[Dataset records]
◆ ◆ ◆ ◆

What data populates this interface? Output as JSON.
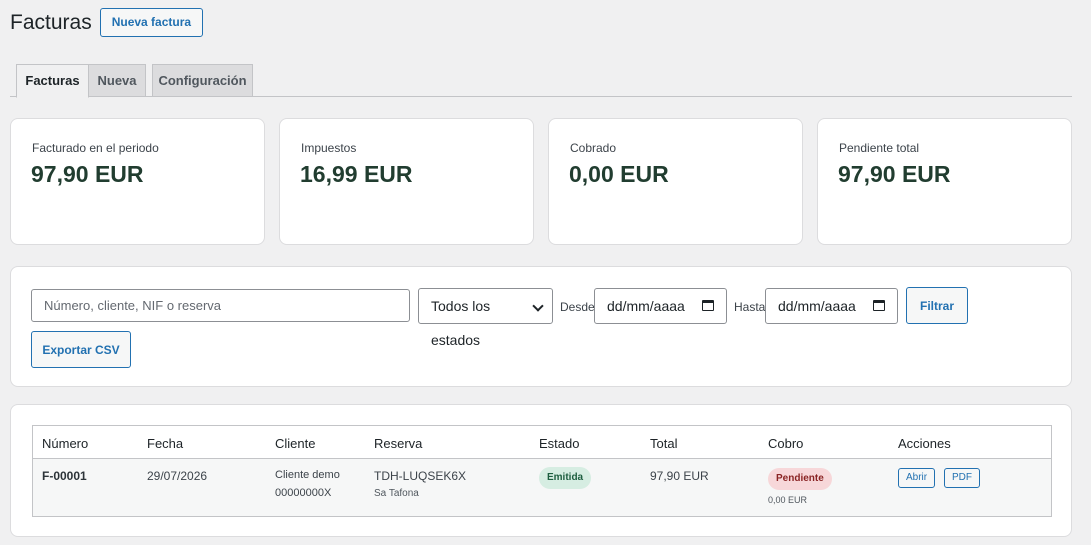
{
  "header": {
    "title": "Facturas",
    "new_button": "Nueva factura"
  },
  "tabs": [
    {
      "label": "Facturas",
      "active": true
    },
    {
      "label": "Nueva",
      "active": false
    },
    {
      "label": "Configuración",
      "active": false
    }
  ],
  "stats": [
    {
      "label": "Facturado en el periodo",
      "value": "97,90 EUR"
    },
    {
      "label": "Impuestos",
      "value": "16,99 EUR"
    },
    {
      "label": "Cobrado",
      "value": "0,00 EUR"
    },
    {
      "label": "Pendiente total",
      "value": "97,90 EUR"
    }
  ],
  "filters": {
    "search_placeholder": "Número, cliente, NIF o reserva",
    "status_selected": "Todos los estados",
    "from_label": "Desde",
    "from_value": "dd/mm/aaaa",
    "to_label": "Hasta",
    "to_value": "dd/mm/aaaa",
    "filter_button": "Filtrar",
    "export_button": "Exportar CSV"
  },
  "table": {
    "columns": [
      "Número",
      "Fecha",
      "Cliente",
      "Reserva",
      "Estado",
      "Total",
      "Cobro",
      "Acciones"
    ],
    "rows": [
      {
        "number": "F-00001",
        "date": "29/07/2026",
        "client_name": "Cliente demo",
        "client_nif": "00000000X",
        "booking_code": "TDH-LUQSEK6X",
        "booking_place": "Sa Tafona",
        "status": "Emitida",
        "total": "97,90 EUR",
        "payment_status": "Pendiente",
        "payment_amount": "0,00 EUR",
        "actions": [
          "Abrir",
          "PDF"
        ]
      }
    ]
  },
  "colors": {
    "accent": "#2271b1",
    "value_text": "#213d30",
    "badge_green": "#d6ede2",
    "badge_red": "#f7d7d9"
  },
  "icons": {
    "status_dropdown": "chevron-down-icon",
    "date_picker": "calendar-icon"
  }
}
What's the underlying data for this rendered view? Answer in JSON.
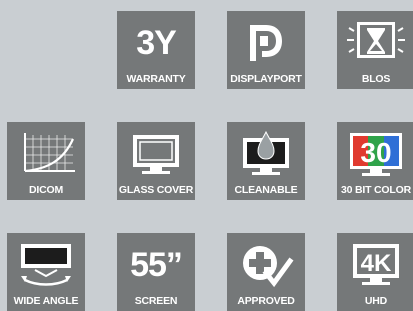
{
  "tiles": [
    {
      "label": "WARRANTY",
      "icon": "warranty-icon",
      "text": "3Y"
    },
    {
      "label": "DISPLAYPORT",
      "icon": "displayport-icon"
    },
    {
      "label": "BLOS",
      "icon": "hourglass-monitor-icon"
    },
    {
      "label": "DICOM",
      "icon": "dicom-curve-icon"
    },
    {
      "label": "GLASS COVER",
      "icon": "monitor-glass-icon"
    },
    {
      "label": "CLEANABLE",
      "icon": "droplet-monitor-icon"
    },
    {
      "label": "30 BIT COLOR",
      "icon": "rgb-30-icon",
      "text": "30"
    },
    {
      "label": "WIDE ANGLE",
      "icon": "wide-angle-icon"
    },
    {
      "label": "SCREEN",
      "icon": "screen-size-icon",
      "text": "55”"
    },
    {
      "label": "APPROVED",
      "icon": "approved-cross-check-icon"
    },
    {
      "label": "UHD",
      "icon": "uhd-4k-icon",
      "text": "4K"
    }
  ],
  "colors": {
    "background": "#c9ced2",
    "tile": "#757879",
    "text": "#ffffff",
    "red": "#e03a2f",
    "green": "#2fa34a",
    "blue": "#2f6fd6"
  }
}
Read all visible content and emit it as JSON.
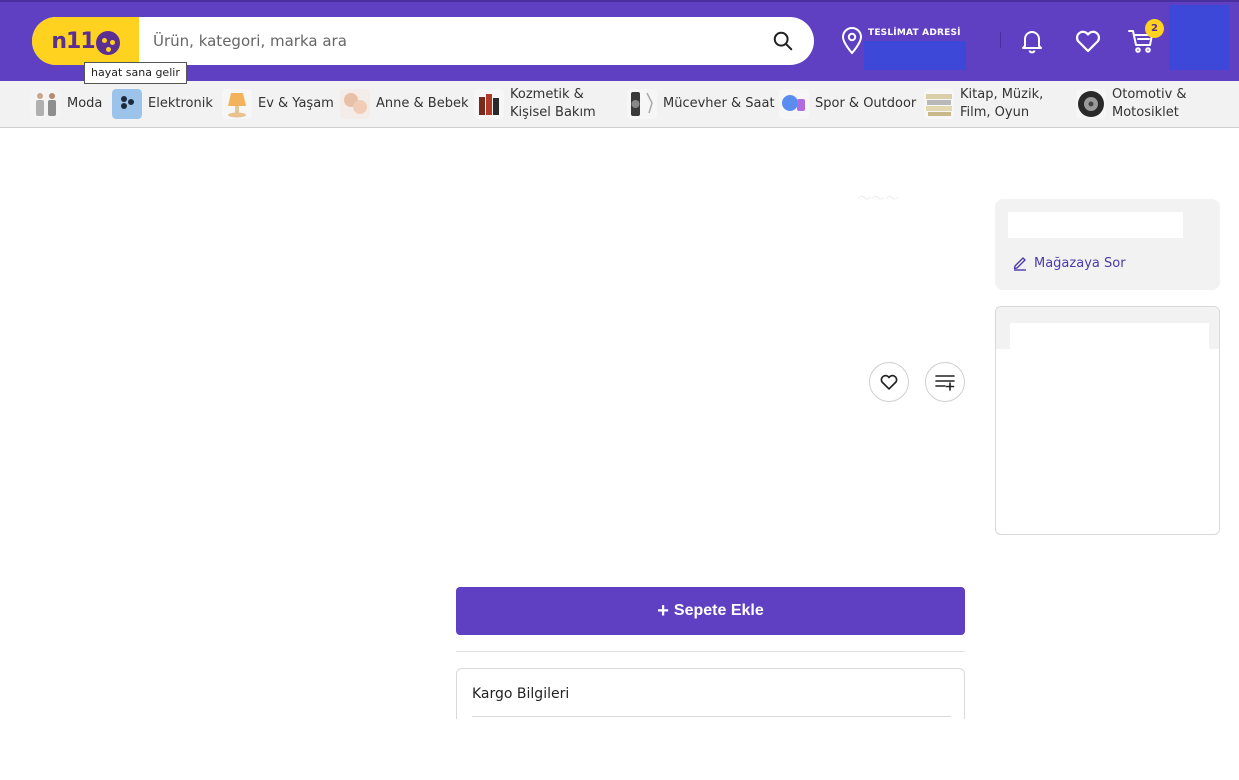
{
  "header": {
    "logo_text": "n11",
    "tooltip": "hayat sana gelir",
    "search": {
      "placeholder": "Ürün, kategori, marka ara"
    },
    "address": {
      "label": "TESLİMAT ADRESİ",
      "value": ""
    },
    "cart_count": "2"
  },
  "categories": [
    {
      "label": "Moda"
    },
    {
      "label": "Elektronik"
    },
    {
      "label": "Ev & Yaşam"
    },
    {
      "label": "Anne & Bebek"
    },
    {
      "label": "Kozmetik &\nKişisel Bakım"
    },
    {
      "label": "Mücevher & Saat"
    },
    {
      "label": "Spor & Outdoor"
    },
    {
      "label": "Kitap, Müzik,\nFilm, Oyun"
    },
    {
      "label": "Otomotiv &\nMotosiklet"
    }
  ],
  "store": {
    "name": "",
    "ask_label": "Mağazaya Sor"
  },
  "product": {
    "add_to_cart_label": "Sepete Ekle"
  },
  "cargo": {
    "title": "Kargo Bilgileri"
  },
  "colors": {
    "brand_purple": "#5f3fc2",
    "brand_yellow": "#ffd21f",
    "placeholder_blue": "#3d47d8"
  }
}
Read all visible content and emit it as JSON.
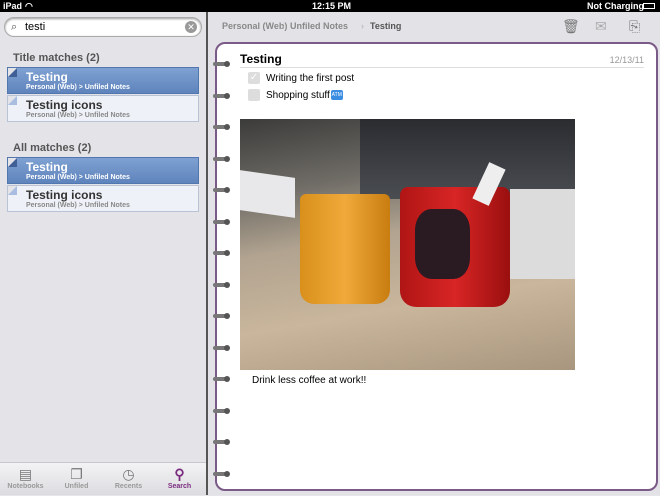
{
  "status": {
    "device": "iPad",
    "time": "12:15 PM",
    "battery": "Not Charging"
  },
  "search": {
    "value": "testi"
  },
  "title_matches": {
    "label": "Title matches (2)",
    "items": [
      {
        "title": "Testing",
        "path": "Personal (Web) > Unfiled Notes"
      },
      {
        "title": "Testing icons",
        "path": "Personal (Web) > Unfiled Notes"
      }
    ]
  },
  "all_matches": {
    "label": "All matches (2)",
    "items": [
      {
        "title": "Testing",
        "path": "Personal (Web) > Unfiled Notes"
      },
      {
        "title": "Testing icons",
        "path": "Personal (Web) > Unfiled Notes"
      }
    ]
  },
  "tabs": [
    {
      "label": "Notebooks"
    },
    {
      "label": "Unfiled"
    },
    {
      "label": "Recents"
    },
    {
      "label": "Search"
    }
  ],
  "breadcrumb": [
    "Personal (Web)",
    "Unfiled Notes",
    "Testing"
  ],
  "note": {
    "title": "Testing",
    "date": "12/13/11",
    "checklist": [
      {
        "text": "Writing the first post",
        "checked": true
      },
      {
        "text": "Shopping stuff",
        "checked": false
      }
    ],
    "emoji": "ATM",
    "caption": "Drink less coffee at work!!"
  },
  "colors": {
    "accent": "#7a2c7e",
    "selected": "#6b8fc7"
  }
}
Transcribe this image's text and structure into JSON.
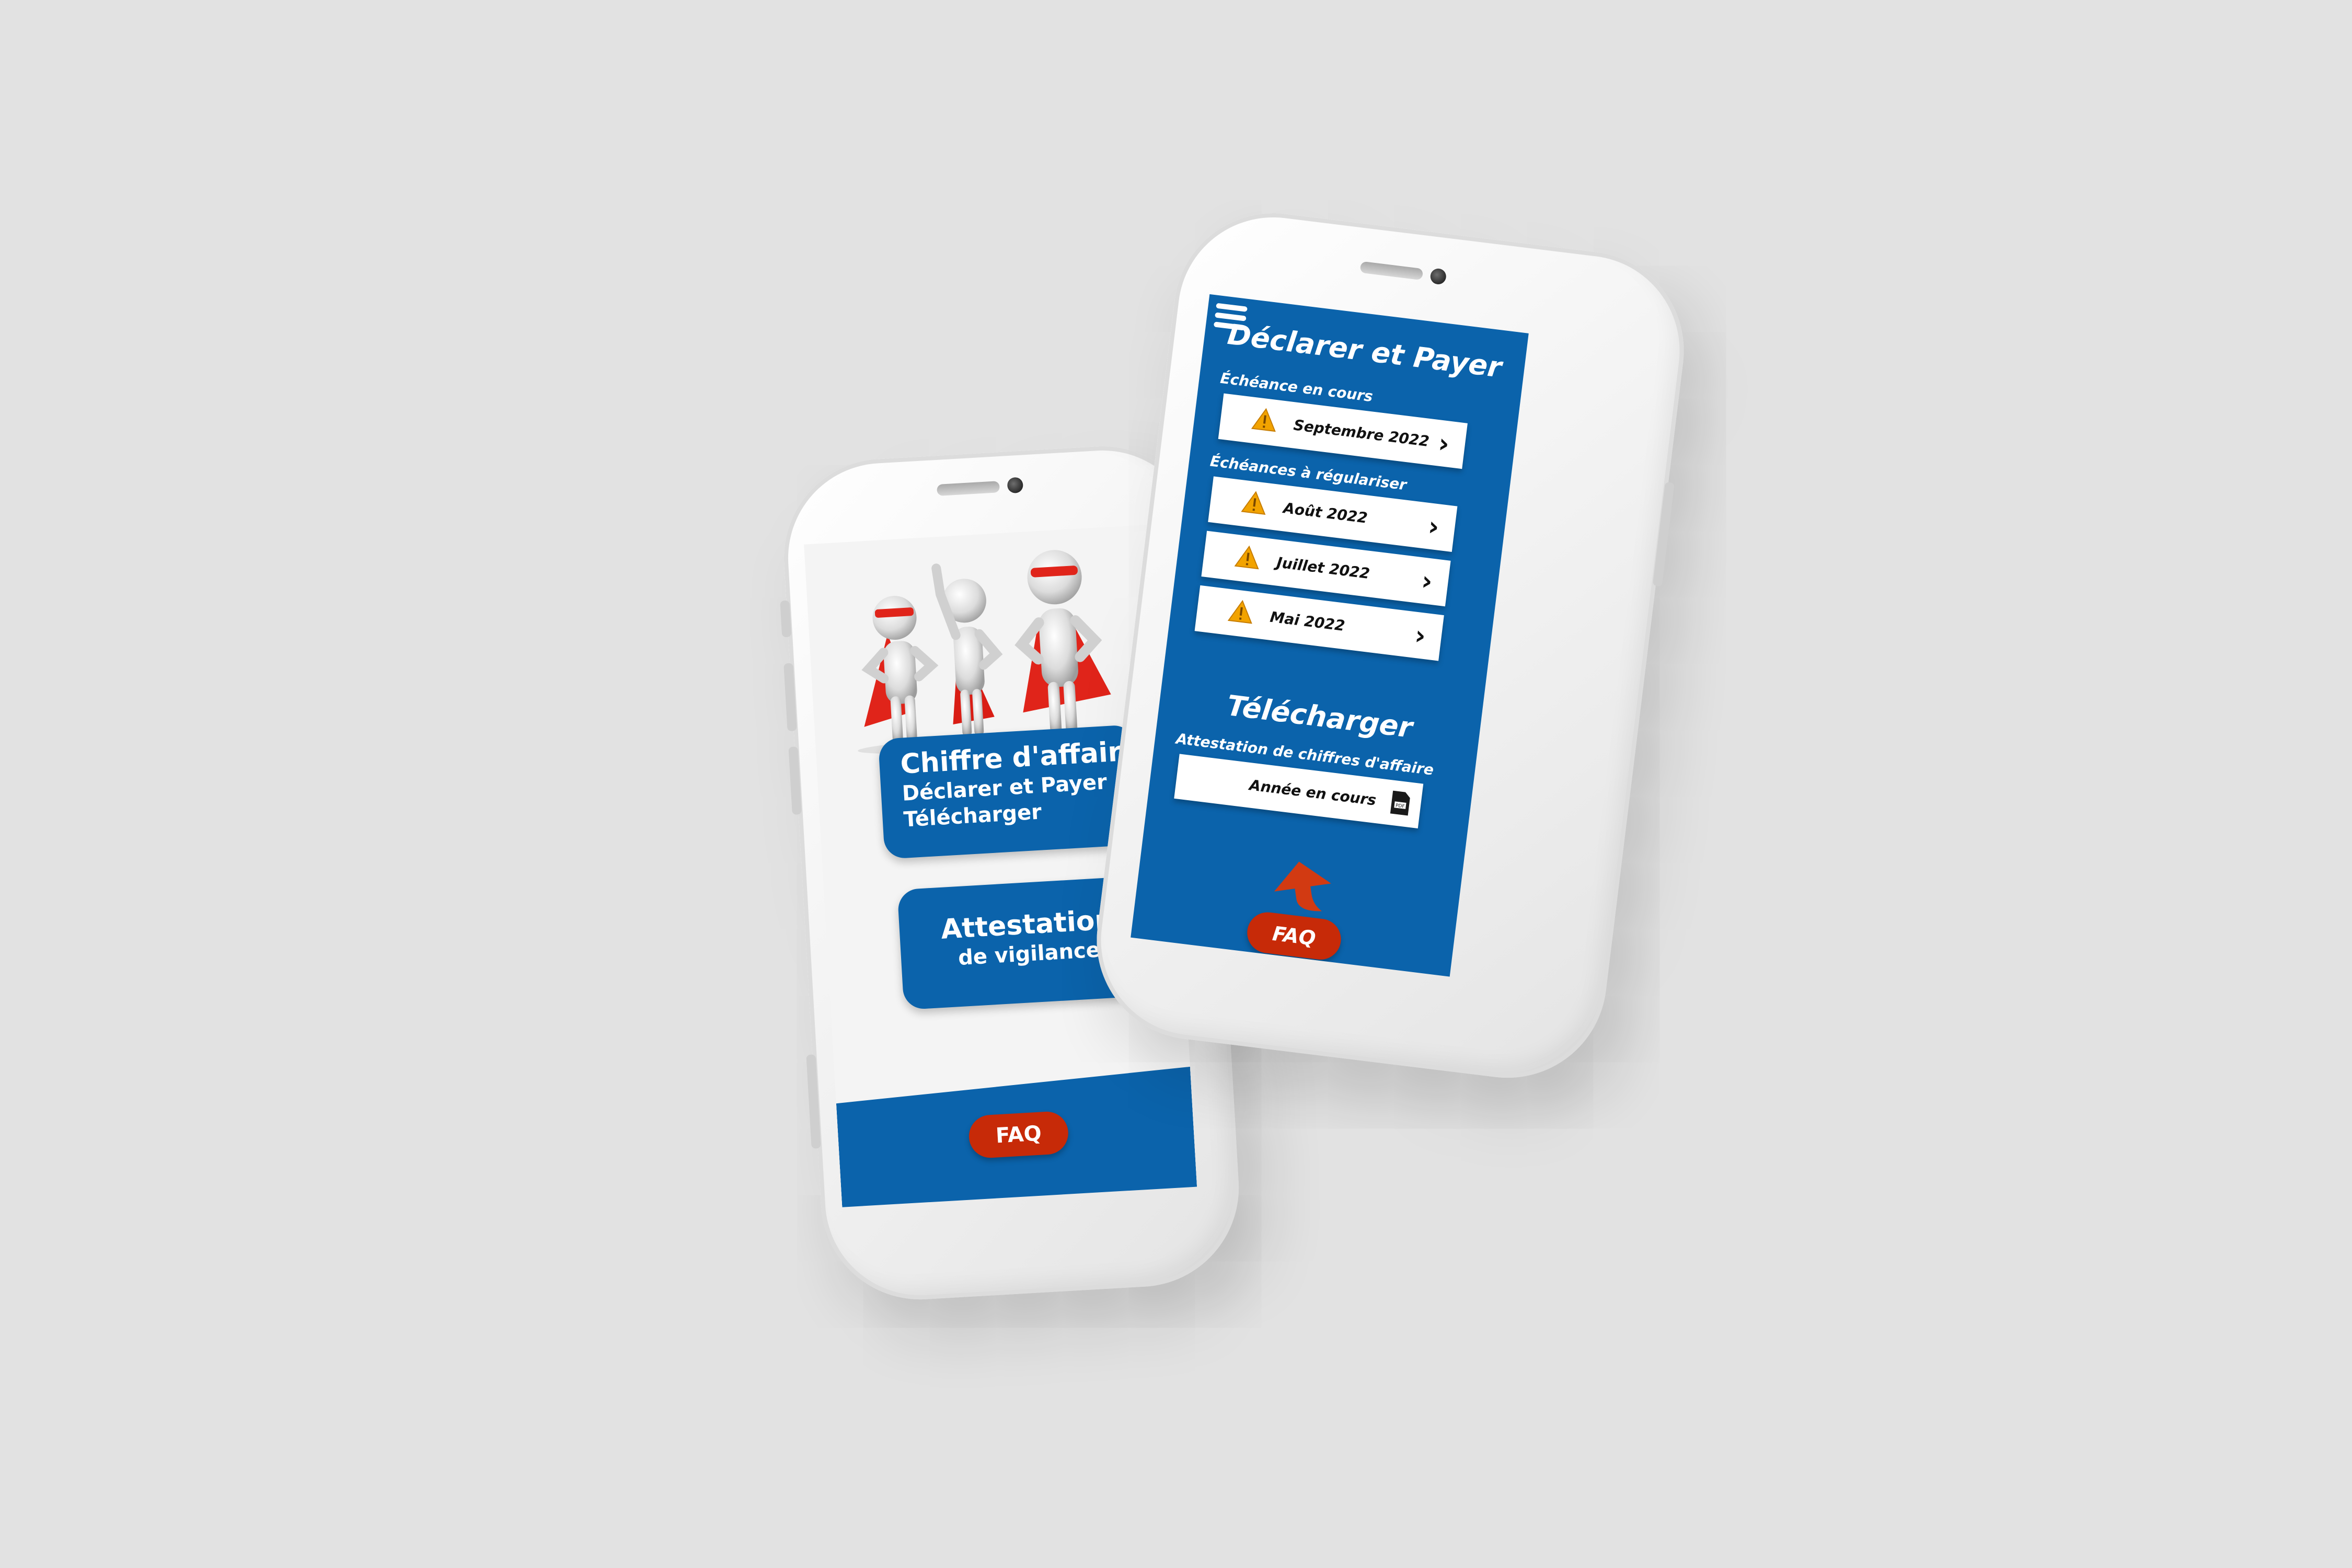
{
  "left_phone": {
    "card_ca": {
      "title": "Chiffre d'affaire",
      "line2": "Déclarer et Payer",
      "line3": "Télécharger"
    },
    "card_attestation": {
      "title": "Attestation",
      "line2": "de vigilance"
    },
    "faq_label": "FAQ"
  },
  "right_phone": {
    "title": "Déclarer et Payer",
    "section_current": "Échéance en cours",
    "current_items": [
      {
        "label": "Septembre 2022",
        "icon": "warning-icon"
      }
    ],
    "section_regularize": "Échéances à régulariser",
    "regularize_items": [
      {
        "label": "Août 2022",
        "icon": "warning-icon"
      },
      {
        "label": "Juillet 2022",
        "icon": "warning-icon"
      },
      {
        "label": "Mai 2022",
        "icon": "warning-icon"
      }
    ],
    "download_title": "Télécharger",
    "download_section": "Attestation de chiffres d'affaire",
    "download_item": {
      "label": "Année en cours",
      "icon": "pdf-icon"
    },
    "faq_label": "FAQ"
  },
  "colors": {
    "background": "#e2e2e2",
    "brand_blue": "#0b63ab",
    "accent_red": "#c72a08",
    "warning_orange": "#f2a300"
  }
}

◆ ◆ ◆ ◆

#### Objective:
Each entry above is to be written out again unchanged, apart from the pictures, which are left out.

#### Expected answer:
What data populates this interface? Output as JSON.
{
  "header": {
    "title": "Facturas",
    "new_button": "Nueva factura"
  },
  "tabs": [
    {
      "label": "Facturas",
      "active": true
    },
    {
      "label": "Nueva",
      "active": false
    },
    {
      "label": "Configuración",
      "active": false
    }
  ],
  "stats": [
    {
      "label": "Facturado en el periodo",
      "value": "97,90 EUR"
    },
    {
      "label": "Impuestos",
      "value": "16,99 EUR"
    },
    {
      "label": "Cobrado",
      "value": "0,00 EUR"
    },
    {
      "label": "Pendiente total",
      "value": "97,90 EUR"
    }
  ],
  "filters": {
    "search_placeholder": "Número, cliente, NIF o reserva",
    "status_selected": "Todos los estados",
    "from_label": "Desde",
    "from_value": "dd/mm/aaaa",
    "to_label": "Hasta",
    "to_value": "dd/mm/aaaa",
    "filter_button": "Filtrar",
    "export_button": "Exportar CSV"
  },
  "table": {
    "columns": [
      "Número",
      "Fecha",
      "Cliente",
      "Reserva",
      "Estado",
      "Total",
      "Cobro",
      "Acciones"
    ],
    "rows": [
      {
        "number": "F-00001",
        "date": "29/07/2026",
        "client_name": "Cliente demo",
        "client_nif": "00000000X",
        "booking_code": "TDH-LUQSEK6X",
        "booking_place": "Sa Tafona",
        "status": "Emitida",
        "total": "97,90 EUR",
        "payment_status": "Pendiente",
        "payment_amount": "0,00 EUR",
        "actions": [
          "Abrir",
          "PDF"
        ]
      }
    ]
  },
  "colors": {
    "accent": "#2271b1",
    "value_text": "#213d30",
    "badge_green": "#d6ede2",
    "badge_red": "#f7d7d9"
  },
  "icons": {
    "status_dropdown": "chevron-down-icon",
    "date_picker": "calendar-icon"
  }
}
What's the underlying data for this rendered view? Answer in JSON.
{
  "tiles": [
    {
      "label": "WARRANTY",
      "icon": "warranty-icon",
      "text": "3Y"
    },
    {
      "label": "DISPLAYPORT",
      "icon": "displayport-icon"
    },
    {
      "label": "BLOS",
      "icon": "hourglass-monitor-icon"
    },
    {
      "label": "DICOM",
      "icon": "dicom-curve-icon"
    },
    {
      "label": "GLASS COVER",
      "icon": "monitor-glass-icon"
    },
    {
      "label": "CLEANABLE",
      "icon": "droplet-monitor-icon"
    },
    {
      "label": "30 BIT COLOR",
      "icon": "rgb-30-icon",
      "text": "30"
    },
    {
      "label": "WIDE ANGLE",
      "icon": "wide-angle-icon"
    },
    {
      "label": "SCREEN",
      "icon": "screen-size-icon",
      "text": "55”"
    },
    {
      "label": "APPROVED",
      "icon": "approved-cross-check-icon"
    },
    {
      "label": "UHD",
      "icon": "uhd-4k-icon",
      "text": "4K"
    }
  ],
  "colors": {
    "background": "#c9ced2",
    "tile": "#757879",
    "text": "#ffffff",
    "red": "#e03a2f",
    "green": "#2fa34a",
    "blue": "#2f6fd6"
  }
}
Read all visible content and emit it as JSON.
{
  "header": {
    "logo_text": "n11",
    "tooltip": "hayat sana gelir",
    "search": {
      "placeholder": "Ürün, kategori, marka ara"
    },
    "address": {
      "label": "TESLİMAT ADRESİ",
      "value": ""
    },
    "cart_count": "2"
  },
  "categories": [
    {
      "label": "Moda"
    },
    {
      "label": "Elektronik"
    },
    {
      "label": "Ev & Yaşam"
    },
    {
      "label": "Anne & Bebek"
    },
    {
      "label": "Kozmetik &\nKişisel Bakım"
    },
    {
      "label": "Mücevher & Saat"
    },
    {
      "label": "Spor & Outdoor"
    },
    {
      "label": "Kitap, Müzik,\nFilm, Oyun"
    },
    {
      "label": "Otomotiv &\nMotosiklet"
    }
  ],
  "store": {
    "name": "",
    "ask_label": "Mağazaya Sor"
  },
  "product": {
    "add_to_cart_label": "Sepete Ekle"
  },
  "cargo": {
    "title": "Kargo Bilgileri"
  },
  "colors": {
    "brand_purple": "#5f3fc2",
    "brand_yellow": "#ffd21f",
    "placeholder_blue": "#3d47d8"
  }
}
Read all visible content and emit it as JSON.
{
  "status": {
    "device": "iPad",
    "time": "12:15 PM",
    "battery": "Not Charging"
  },
  "search": {
    "value": "testi"
  },
  "title_matches": {
    "label": "Title matches (2)",
    "items": [
      {
        "title": "Testing",
        "path": "Personal (Web) > Unfiled Notes"
      },
      {
        "title": "Testing icons",
        "path": "Personal (Web) > Unfiled Notes"
      }
    ]
  },
  "all_matches": {
    "label": "All matches (2)",
    "items": [
      {
        "title": "Testing",
        "path": "Personal (Web) > Unfiled Notes"
      },
      {
        "title": "Testing icons",
        "path": "Personal (Web) > Unfiled Notes"
      }
    ]
  },
  "tabs": [
    {
      "label": "Notebooks"
    },
    {
      "label": "Unfiled"
    },
    {
      "label": "Recents"
    },
    {
      "label": "Search"
    }
  ],
  "breadcrumb": [
    "Personal (Web)",
    "Unfiled Notes",
    "Testing"
  ],
  "note": {
    "title": "Testing",
    "date": "12/13/11",
    "checklist": [
      {
        "text": "Writing the first post",
        "checked": true
      },
      {
        "text": "Shopping stuff",
        "checked": false
      }
    ],
    "emoji": "ATM",
    "caption": "Drink less coffee at work!!"
  },
  "colors": {
    "accent": "#7a2c7e",
    "selected": "#6b8fc7"
  }
}
Transcribe this image's text and structure into JSON.
{
  "left_phone": {
    "card_ca": {
      "title": "Chiffre d'affaire",
      "line2": "Déclarer et Payer",
      "line3": "Télécharger"
    },
    "card_attestation": {
      "title": "Attestation",
      "line2": "de vigilance"
    },
    "faq_label": "FAQ"
  },
  "right_phone": {
    "title": "Déclarer et Payer",
    "section_current": "Échéance en cours",
    "current_items": [
      {
        "label": "Septembre 2022",
        "icon": "warning-icon"
      }
    ],
    "section_regularize": "Échéances à régulariser",
    "regularize_items": [
      {
        "label": "Août 2022",
        "icon": "warning-icon"
      },
      {
        "label": "Juillet 2022",
        "icon": "warning-icon"
      },
      {
        "label": "Mai 2022",
        "icon": "warning-icon"
      }
    ],
    "download_title": "Télécharger",
    "download_section": "Attestation de chiffres d'affaire",
    "download_item": {
      "label": "Année en cours",
      "icon": "pdf-icon"
    },
    "faq_label": "FAQ"
  },
  "colors": {
    "background": "#e2e2e2",
    "brand_blue": "#0b63ab",
    "accent_red": "#c72a08",
    "warning_orange": "#f2a300"
  }
}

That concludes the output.